--- START ---

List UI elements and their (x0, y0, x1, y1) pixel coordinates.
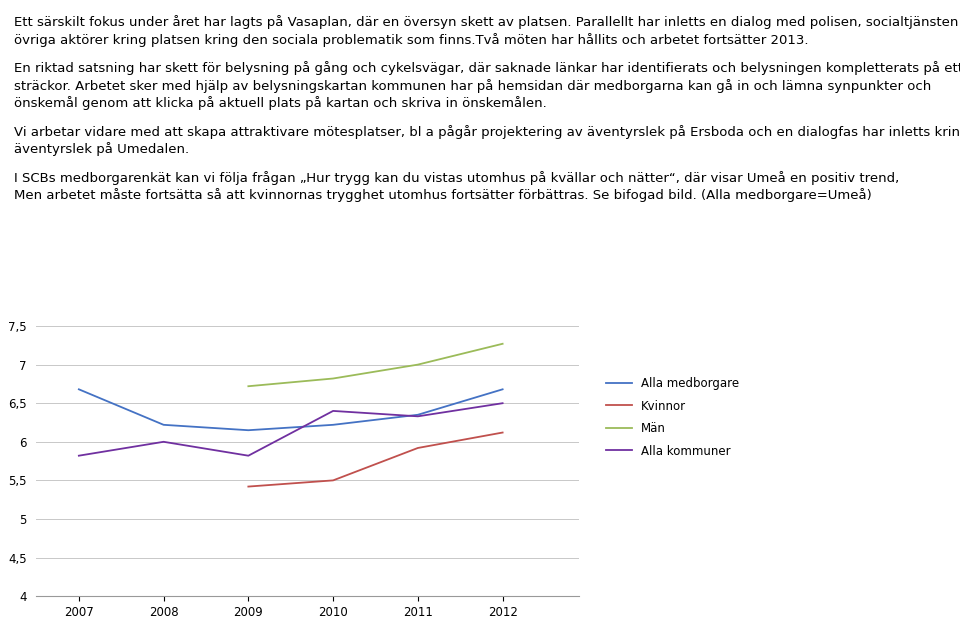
Text: I SCBs medborgarenkät kan vi följa frågan „Hur trygg kan du vistas utomhus på kv: I SCBs medborgarenkät kan vi följa fråga… (14, 171, 900, 184)
Legend: Alla medborgare, Kvinnor, Män, Alla kommuner: Alla medborgare, Kvinnor, Män, Alla komm… (601, 373, 744, 462)
Text: Men arbetet måste fortsätta så att kvinnornas trygghet utomhus fortsätter förbät: Men arbetet måste fortsätta så att kvinn… (14, 188, 872, 202)
Text: Vi arbetar vidare med att skapa attraktivare mötesplatser, bl a pågår projekteri: Vi arbetar vidare med att skapa attrakti… (14, 125, 960, 138)
Text: äventyrslek på Umedalen.: äventyrslek på Umedalen. (14, 142, 189, 156)
Text: sträckor. Arbetet sker med hjälp av belysningskartan kommunen har på hemsidan dä: sträckor. Arbetet sker med hjälp av bely… (14, 79, 931, 93)
Text: önskemål genom att klicka på aktuell plats på kartan och skriva in önskemålen.: önskemål genom att klicka på aktuell pla… (14, 96, 547, 110)
Text: Ett särskilt fokus under året har lagts på Vasaplan, där en översyn skett av pla: Ett särskilt fokus under året har lagts … (14, 16, 960, 29)
Text: En riktad satsning har skett för belysning på gång och cykelsvägar, där saknade : En riktad satsning har skett för belysni… (14, 61, 960, 75)
Text: övriga aktörer kring platsen kring den sociala problematik som finns.Två möten h: övriga aktörer kring platsen kring den s… (14, 33, 809, 47)
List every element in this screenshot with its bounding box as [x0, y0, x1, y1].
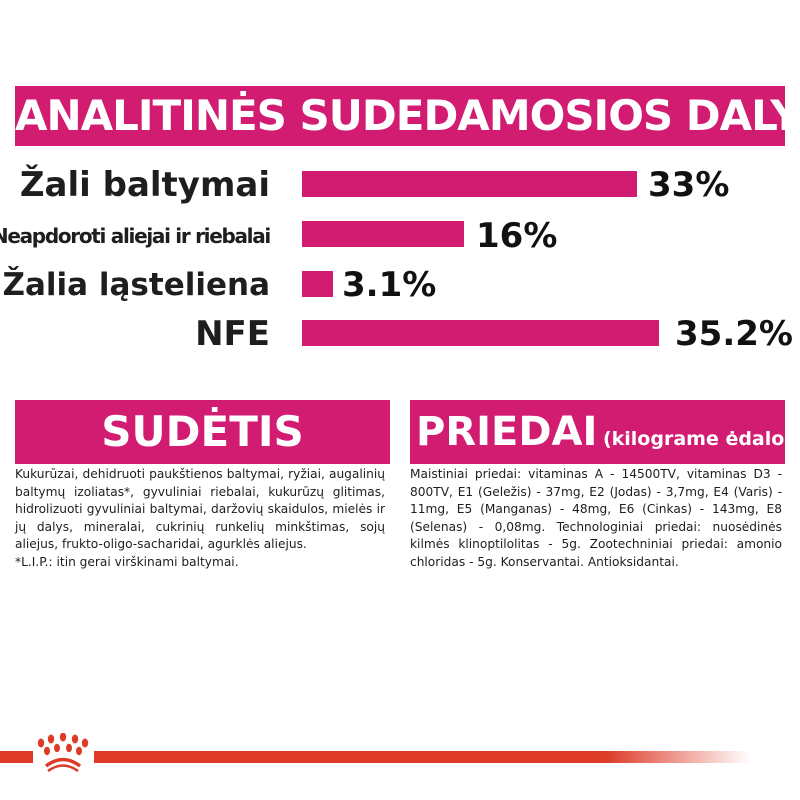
chart-row-fat: Neapdoroti aliejai ir riebalai 16%	[0, 216, 800, 256]
additives-text-block: Maistiniai priedai: vitaminas A - 14500T…	[410, 466, 782, 571]
bar	[302, 320, 659, 346]
composition-title: SUDĖTIS	[101, 407, 304, 456]
composition-text: Kukurūzai, dehidruoti paukštienos baltym…	[15, 467, 385, 551]
footer-line-left	[0, 751, 33, 763]
row-value: 35.2%	[675, 314, 793, 354]
row-value: 33%	[648, 165, 730, 205]
composition-header: SUDĖTIS	[15, 400, 390, 464]
chart-row-fibre: Žalia ląsteliena 3.1%	[0, 265, 800, 305]
row-label: Žalia ląsteliena	[2, 267, 270, 303]
composition-text-block: Kukurūzai, dehidruoti paukštienos baltym…	[15, 466, 385, 571]
chart-row-nfe: NFE 35.2%	[0, 314, 800, 354]
bar	[302, 171, 637, 197]
row-label: Neapdoroti aliejai ir riebalai	[0, 224, 271, 248]
additives-text: Maistiniai priedai: vitaminas A - 14500T…	[410, 467, 782, 569]
row-label: NFE	[195, 314, 270, 354]
chart-row-protein: Žali baltymai 33%	[0, 165, 800, 205]
composition-footnote: *L.I.P.: itin gerai virškinami baltymai.	[15, 554, 239, 569]
row-value: 3.1%	[342, 265, 437, 305]
additives-subtitle: (kilograme ėdalo)	[602, 428, 793, 450]
bar	[302, 271, 333, 297]
row-value: 16%	[476, 216, 558, 256]
additives-header: PRIEDAI (kilograme ėdalo)	[410, 400, 793, 464]
analysis-title-banner: ANALITINĖS SUDEDAMOSIOS DALYS	[15, 86, 800, 146]
footer-line-right	[94, 751, 750, 763]
crown-icon	[37, 733, 89, 773]
row-label: Žali baltymai	[19, 165, 270, 205]
additives-title: PRIEDAI	[416, 409, 598, 455]
bar	[302, 221, 464, 247]
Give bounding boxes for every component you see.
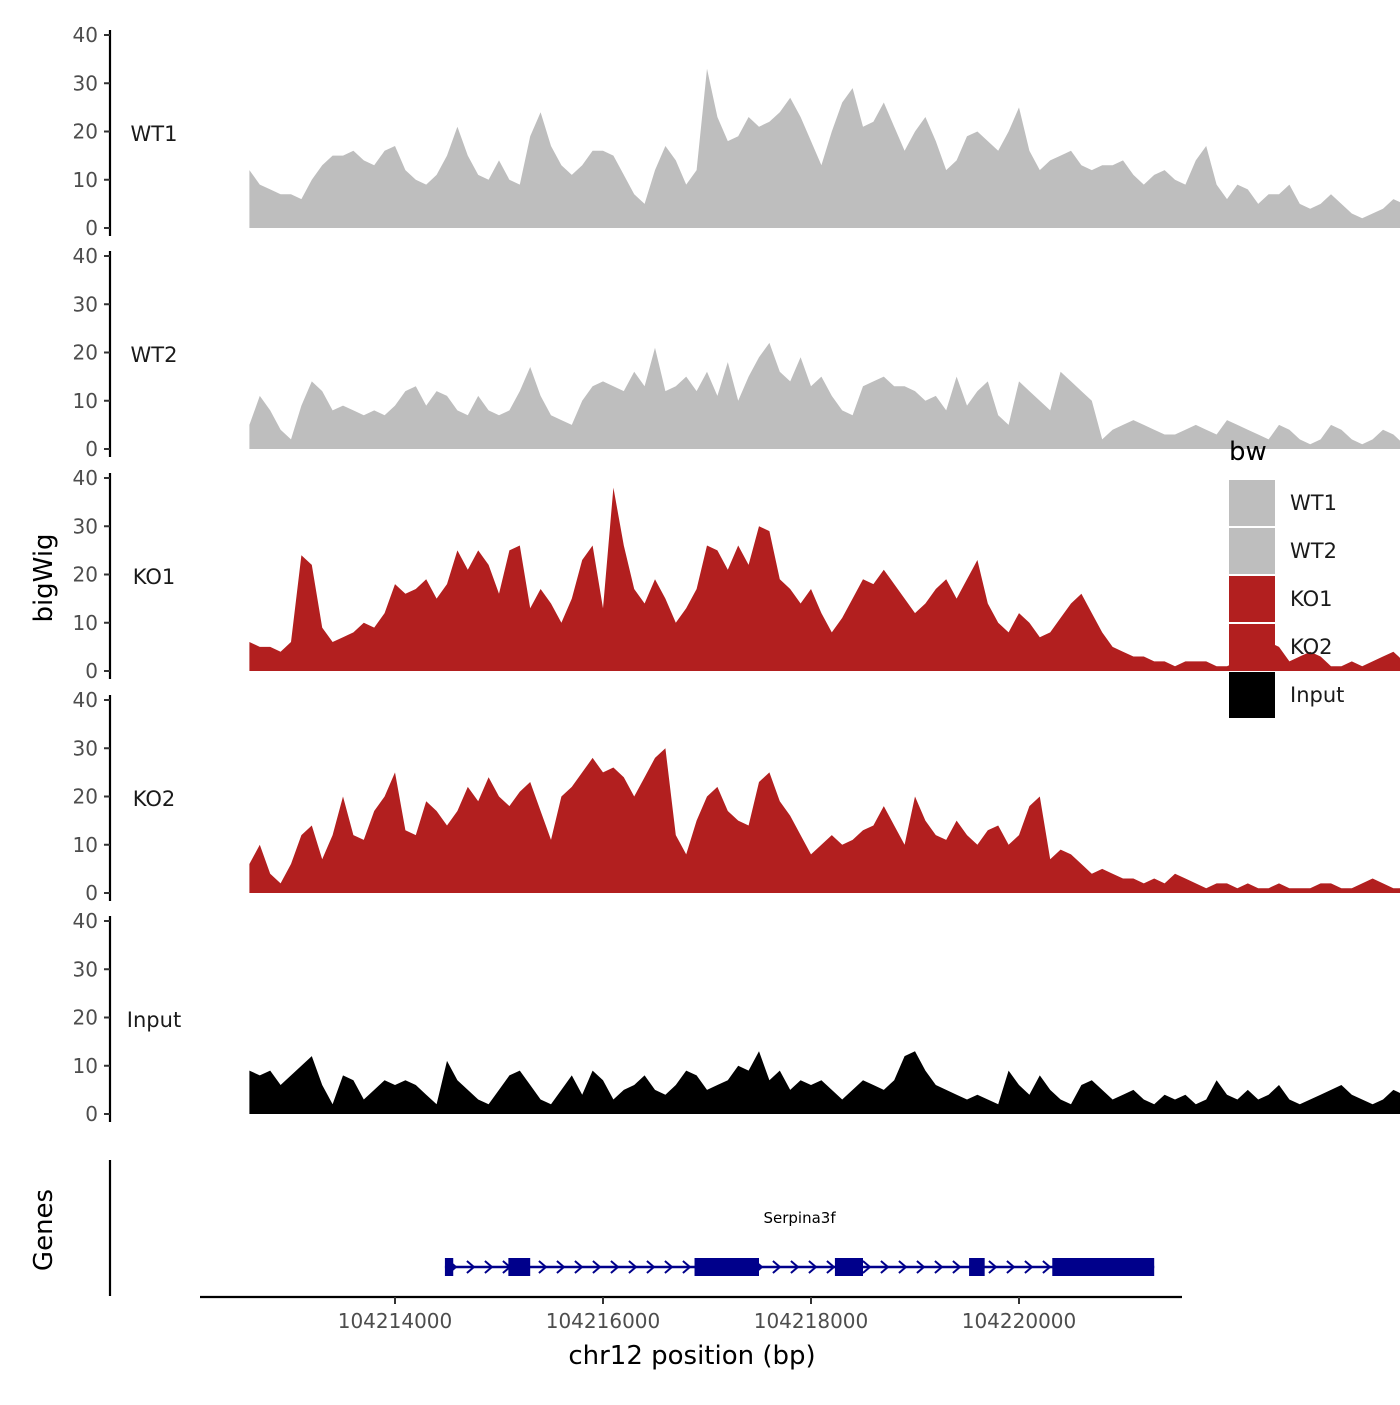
strand-arrow xyxy=(790,1260,800,1274)
legend-label-wt2: WT2 xyxy=(1290,539,1337,563)
y-tick-label-wt1-30: 30 xyxy=(73,71,98,95)
y-tick-label-input-30: 30 xyxy=(73,957,98,981)
legend-swatch-input xyxy=(1229,672,1275,718)
y-tick-label-wt2-40: 40 xyxy=(73,244,98,268)
y-tick-label-ko1-30: 30 xyxy=(73,514,98,538)
strand-arrow xyxy=(466,1260,476,1274)
track-label-input: Input xyxy=(127,1008,181,1032)
x-tick-label-104214000: 104214000 xyxy=(338,1309,453,1333)
y-tick-label-wt2-0: 0 xyxy=(85,437,98,461)
exon-2 xyxy=(508,1258,531,1276)
coverage-area-input xyxy=(249,1051,1400,1114)
strand-arrow xyxy=(934,1260,944,1274)
track-wt2: 0 10 20 30 40 WT2 xyxy=(73,244,1400,461)
genes-track-title: Genes xyxy=(29,1189,59,1271)
track-label-ko1: KO1 xyxy=(133,565,176,589)
y-tick-label-input-0: 0 xyxy=(85,1102,98,1126)
y-tick-label-wt1-0: 0 xyxy=(85,216,98,240)
track-wt1: 0 10 20 30 40 WT1 xyxy=(73,23,1400,240)
y-tick-label-ko2-20: 20 xyxy=(73,785,98,809)
strand-arrow xyxy=(682,1260,692,1274)
strand-arrow xyxy=(916,1260,926,1274)
strand-arrow xyxy=(880,1260,890,1274)
gene-serpina3f: Serpina3f xyxy=(108,1160,1155,1296)
legend-swatch-wt1 xyxy=(1229,480,1275,526)
strand-arrow xyxy=(574,1260,584,1274)
strand-arrow xyxy=(1042,1260,1052,1274)
strand-arrow xyxy=(628,1260,638,1274)
strand-arrow xyxy=(538,1260,548,1274)
legend-swatch-ko2 xyxy=(1229,624,1275,670)
y-tick-label-wt1-10: 10 xyxy=(73,168,98,192)
legend: bw WT1 WT2 KO1 KO2 Input xyxy=(1229,437,1344,718)
y-tick-label-wt2-20: 20 xyxy=(73,341,98,365)
coverage-area-ko1 xyxy=(249,487,1400,671)
y-tick-label-ko1-0: 0 xyxy=(85,659,98,683)
strand-arrow xyxy=(952,1260,962,1274)
y-tick-label-wt2-30: 30 xyxy=(73,292,98,316)
strand-arrow xyxy=(556,1260,566,1274)
x-tick-label-104218000: 104218000 xyxy=(754,1309,869,1333)
y-tick-label-wt1-20: 20 xyxy=(73,120,98,144)
strand-arrow xyxy=(664,1260,674,1274)
y-tick-label-input-40: 40 xyxy=(73,909,98,933)
y-tick-label-ko1-40: 40 xyxy=(73,466,98,490)
x-tick-label-104216000: 104216000 xyxy=(546,1309,661,1333)
track-label-wt2: WT2 xyxy=(131,343,178,367)
strand-arrow xyxy=(1024,1260,1034,1274)
strand-arrow xyxy=(862,1260,872,1274)
legend-title: bw xyxy=(1229,437,1267,467)
y-tick-label-input-20: 20 xyxy=(73,1006,98,1030)
y-tick-label-input-10: 10 xyxy=(73,1054,98,1078)
x-axis-title: chr12 position (bp) xyxy=(568,1341,815,1371)
exon-1 xyxy=(444,1258,454,1276)
gene-name-label: Serpina3f xyxy=(763,1209,836,1227)
y-tick-label-ko2-30: 30 xyxy=(73,736,98,760)
strand-arrow xyxy=(592,1260,602,1274)
coverage-area-ko2 xyxy=(249,748,1400,893)
strand-arrow xyxy=(1006,1260,1016,1274)
coverage-area-wt1 xyxy=(249,68,1400,228)
track-input: 0 10 20 30 40 Input xyxy=(73,909,1400,1126)
track-label-ko2: KO2 xyxy=(133,787,176,811)
legend-swatch-wt2 xyxy=(1229,528,1275,574)
exon-3 xyxy=(694,1258,759,1276)
track-ko2: 0 10 20 30 40 KO2 xyxy=(73,688,1400,905)
legend-label-ko2: KO2 xyxy=(1290,635,1333,659)
legend-swatch-ko1 xyxy=(1229,576,1275,622)
strand-arrow xyxy=(826,1260,836,1274)
x-tick-label-104220000: 104220000 xyxy=(962,1309,1077,1333)
track-ko1: 0 10 20 30 40 KO1 xyxy=(73,466,1400,683)
exon-5 xyxy=(969,1258,985,1276)
strand-arrow xyxy=(988,1260,998,1274)
track-label-wt1: WT1 xyxy=(131,122,178,146)
y-axis-title: bigWig xyxy=(29,533,59,622)
strand-arrow xyxy=(808,1260,818,1274)
legend-label-wt1: WT1 xyxy=(1290,491,1337,515)
exon-6 xyxy=(1052,1258,1155,1276)
y-tick-label-wt2-10: 10 xyxy=(73,389,98,413)
y-tick-label-ko2-40: 40 xyxy=(73,688,98,712)
legend-label-input: Input xyxy=(1290,683,1344,707)
y-tick-label-ko2-0: 0 xyxy=(85,881,98,905)
coverage-area-wt2 xyxy=(249,342,1400,449)
y-tick-label-ko1-10: 10 xyxy=(73,611,98,635)
strand-arrow xyxy=(898,1260,908,1274)
y-tick-label-ko2-10: 10 xyxy=(73,833,98,857)
y-tick-label-ko1-20: 20 xyxy=(73,563,98,587)
y-tick-label-wt1-40: 40 xyxy=(73,23,98,47)
exon-4 xyxy=(834,1258,863,1276)
strand-arrow xyxy=(646,1260,656,1274)
strand-arrow xyxy=(772,1260,782,1274)
strand-arrow xyxy=(610,1260,620,1274)
legend-label-ko1: KO1 xyxy=(1290,587,1333,611)
strand-arrow xyxy=(484,1260,494,1274)
x-axis: 104214000 104216000 104218000 104220000 xyxy=(200,1295,1182,1333)
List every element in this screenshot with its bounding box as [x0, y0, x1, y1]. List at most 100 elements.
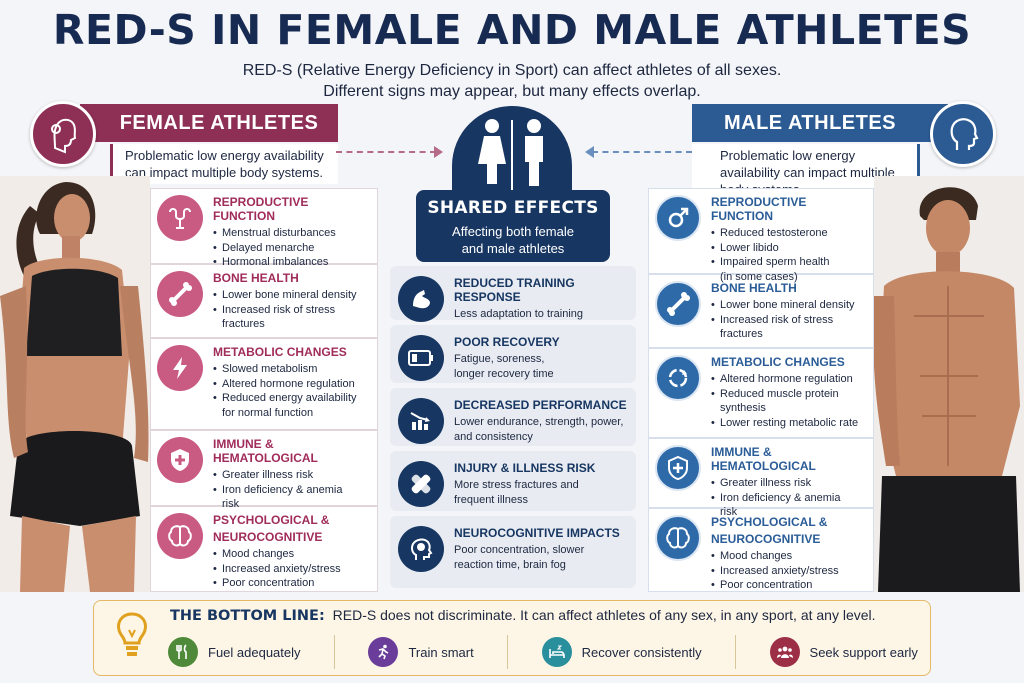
card-text: More stress fractures and frequent illne… [454, 479, 579, 506]
shared-effects-column: REDUCED TRAINING RESPONSE Less adaptation… [390, 266, 636, 588]
male-card-psychological: PSYCHOLOGICAL & NEUROCOGNITIVE Mood chang… [648, 508, 874, 592]
card-item: Increased risk of stress [711, 313, 855, 328]
card-item: Iron deficiency & anemia [711, 491, 867, 506]
head-brain-icon [398, 526, 444, 572]
cycle-icon [655, 355, 701, 401]
bone-icon [157, 271, 203, 317]
female-connector [336, 151, 436, 153]
female-card-psychological: PSYCHOLOGICAL & NEUROCOGNITIVE Mood chang… [150, 506, 378, 592]
card-item: Greater illness risk [711, 476, 867, 491]
card-item: Lower libido [711, 241, 867, 256]
male-effects-column: REPRODUCTIVE FUNCTION Reduced testostero… [648, 188, 874, 592]
card-item: (in some cases) [720, 270, 798, 283]
shared-subtitle: Affecting both female and male athletes [452, 224, 574, 256]
card-title: BONE HEALTH [711, 281, 797, 295]
shield-cross-icon [655, 445, 701, 491]
bone-icon [655, 281, 701, 327]
bed-icon [541, 637, 572, 667]
card-item: risk [720, 506, 738, 518]
people-icon [769, 637, 800, 667]
card-text: Less adaptation to training [454, 308, 584, 320]
tip-label: Recover consistently [581, 644, 702, 660]
shield-cross-icon [157, 437, 203, 483]
card-item: for normal function [222, 406, 314, 419]
male-card-immune: IMMUNE & HEMATOLOGICAL Greater illness r… [648, 438, 874, 518]
tip-label: Train smart [408, 644, 474, 660]
bandage-icon [398, 461, 444, 507]
male-symbol-icon [655, 195, 701, 241]
male-arrow-icon [585, 146, 594, 158]
card-item: Increased risk of stress [213, 303, 357, 318]
card-title: REPRODUCTIVE FUNCTION [213, 195, 309, 223]
card-item: Poor concentration [213, 576, 341, 591]
female-profile-icon [30, 101, 96, 167]
page-subtitle: RED-S (Relative Energy Deficiency in Spo… [0, 60, 1024, 102]
card-item: fractures [720, 328, 763, 340]
card-title: REDUCED TRAINING RESPONSE [454, 276, 575, 304]
shared-card-performance: DECREASED PERFORMANCE Lower endurance, st… [390, 388, 636, 446]
tip-train: Train smart [368, 637, 474, 667]
shared-effects-header: SHARED EFFECTS Affecting both female and… [416, 190, 610, 262]
card-title-2: NEUROCOGNITIVE [213, 530, 323, 544]
card-title: POOR RECOVERY [454, 335, 560, 349]
male-card-metabolic: METABOLIC CHANGES Altered hormone regula… [648, 348, 874, 438]
card-item: Hormonal imbalances [213, 255, 371, 270]
female-card-immune: IMMUNE & HEMATOLOGICAL Greater illness r… [150, 430, 378, 510]
card-title: IMMUNE & HEMATOLOGICAL [711, 445, 816, 473]
card-item: Lower bone mineral density [711, 298, 855, 313]
card-item: Altered hormone regulation [213, 377, 357, 392]
card-title: INJURY & ILLNESS RISK [454, 461, 596, 475]
tip-label: Fuel adequately [208, 644, 301, 660]
card-item: Increased anxiety/stress [213, 562, 341, 577]
card-item: Reduced muscle protein [711, 387, 858, 402]
shared-card-injury: INJURY & ILLNESS RISK More stress fractur… [390, 451, 636, 511]
female-arrow-icon [434, 146, 443, 158]
card-title: METABOLIC CHANGES [213, 345, 347, 359]
tip-fuel: Fuel adequately [168, 637, 301, 667]
uterus-icon [157, 195, 203, 241]
card-item: Reduced testosterone [711, 226, 867, 241]
bottom-line-label: THE BOTTOM LINE: [170, 608, 325, 624]
subtitle-line-1: RED-S (Relative Energy Deficiency in Spo… [242, 62, 782, 79]
card-title: METABOLIC CHANGES [711, 355, 845, 369]
female-card-metabolic: METABOLIC CHANGES Slowed metabolismAlter… [150, 338, 378, 430]
female-banner: FEMALE ATHLETES [80, 104, 338, 142]
card-item: Lower bone mineral density [213, 288, 357, 303]
male-connector [592, 151, 692, 153]
card-title: IMMUNE & HEMATOLOGICAL [213, 437, 318, 465]
card-item: fractures [222, 318, 265, 330]
flexed-arm-icon [398, 276, 444, 322]
card-item: Lower resting metabolic rate [711, 416, 858, 431]
tip-recover: Recover consistently [541, 637, 702, 667]
shared-card-neurocognitive: NEUROCOGNITIVE IMPACTS Poor concentration… [390, 516, 636, 588]
male-card-bone: BONE HEALTH Lower bone mineral densityIn… [648, 274, 874, 348]
card-item: Reduced energy availability [213, 391, 357, 406]
card-item: Poor concentration [711, 578, 839, 593]
divider [507, 635, 509, 669]
card-text: Lower endurance, strength, power, and co… [454, 416, 624, 443]
card-item: Slowed metabolism [213, 362, 357, 377]
male-banner: MALE ATHLETES [692, 104, 948, 142]
card-item: Increased anxiety/stress [711, 564, 839, 579]
lightbulb-icon [112, 610, 152, 665]
card-title-2: NEUROCOGNITIVE [711, 532, 821, 546]
bottom-line-statement: THE BOTTOM LINE: RED-S does not discrimi… [170, 607, 876, 624]
female-card-reproductive: REPRODUCTIVE FUNCTION Menstrual disturba… [150, 188, 378, 269]
brain-icon [655, 515, 701, 561]
declining-chart-icon [398, 398, 444, 444]
shared-title: SHARED EFFECTS [427, 198, 599, 218]
subtitle-line-2: Different signs may appear, but many eff… [323, 83, 701, 100]
female-card-bone: BONE HEALTH Lower bone mineral densityIn… [150, 264, 378, 338]
card-title: DECREASED PERFORMANCE [454, 398, 627, 412]
card-item: Iron deficiency & anemia [213, 483, 371, 498]
divider [333, 635, 335, 669]
fork-knife-icon [168, 637, 198, 667]
card-item: Mood changes [213, 547, 341, 562]
card-item: risk [222, 498, 240, 510]
runner-icon [368, 637, 399, 667]
card-text: Fatigue, soreness, longer recovery time [454, 353, 554, 380]
female-athlete-image [0, 176, 150, 592]
card-title: REPRODUCTIVE FUNCTION [711, 195, 807, 223]
tip-label: Seek support early [809, 644, 918, 660]
card-title: BONE HEALTH [213, 271, 299, 285]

--- END ---

Every line above that holds the word "utomhus" is to be found and copied.

• **Exercise result**:
Text: I SCBs medborgarenkät kan vi följa frågan „Hur trygg kan du vistas utomhus på kv: I SCBs medborgarenkät kan vi följa fråga… (14, 171, 900, 184)
Text: Men arbetet måste fortsätta så att kvinnornas trygghet utomhus fortsätter förbät: Men arbetet måste fortsätta så att kvinn… (14, 188, 872, 202)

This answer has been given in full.